Your task is to print every entry below exactly as given.

## BEGIN Data provided

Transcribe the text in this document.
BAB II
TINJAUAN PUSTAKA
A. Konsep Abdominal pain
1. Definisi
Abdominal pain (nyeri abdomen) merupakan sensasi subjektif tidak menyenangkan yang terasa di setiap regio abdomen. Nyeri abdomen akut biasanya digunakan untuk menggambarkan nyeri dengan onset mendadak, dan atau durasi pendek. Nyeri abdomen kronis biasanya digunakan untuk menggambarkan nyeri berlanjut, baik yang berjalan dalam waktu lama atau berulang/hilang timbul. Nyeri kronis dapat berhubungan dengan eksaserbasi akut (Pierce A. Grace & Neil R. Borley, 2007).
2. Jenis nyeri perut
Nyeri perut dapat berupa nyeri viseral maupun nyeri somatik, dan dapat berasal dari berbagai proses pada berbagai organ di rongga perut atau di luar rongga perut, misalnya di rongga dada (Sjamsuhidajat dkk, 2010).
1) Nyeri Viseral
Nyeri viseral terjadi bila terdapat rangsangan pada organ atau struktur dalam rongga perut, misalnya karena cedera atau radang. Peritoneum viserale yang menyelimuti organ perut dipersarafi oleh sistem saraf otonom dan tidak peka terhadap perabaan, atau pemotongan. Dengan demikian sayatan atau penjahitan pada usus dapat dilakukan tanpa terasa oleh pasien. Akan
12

## END Data provided

Answer to the problem:
Transcribe the text in this document.
BAB II
TINJAUAN PUSTAKA
A. Konsep Abdominal pain
1. Definisi
Abdominal pain (nyeri abdomen) merupakan sensasi subjektif tidak menyenangkan yang terasa di setiap regio abdomen. Nyeri abdomen akut biasanya digunakan untuk menggambarkan nyeri dengan onset mendadak, dan atau durasi pendek. Nyeri abdomen kronis biasanya digunakan untuk menggambarkan nyeri berlanjut, baik yang berjalan dalam waktu lama atau berulang/hilang timbul. Nyeri kronis dapat berhubungan dengan eksaserbasi akut (Pierce A. Grace & Neil R. Borley, 2007).
2. Jenis nyeri perut
Nyeri perut dapat berupa nyeri viseral maupun nyeri somatik, dan dapat berasal dari berbagai proses pada berbagai organ di rongga perut atau di luar rongga perut, misalnya di rongga dada (Sjamsuhidajat dkk, 2010).
1) Nyeri Viseral
Nyeri viseral terjadi bila terdapat rangsangan pada organ atau struktur dalam rongga perut, misalnya karena cedera atau radang. Peritoneum viserale yang menyelimuti organ perut dipersarafi oleh sistem saraf otonom dan tidak peka terhadap perabaan, atau pemotongan. Dengan demikian sayatan atau penjahitan pada usus dapat dilakukan tanpa terasa oleh pasien. Akan
12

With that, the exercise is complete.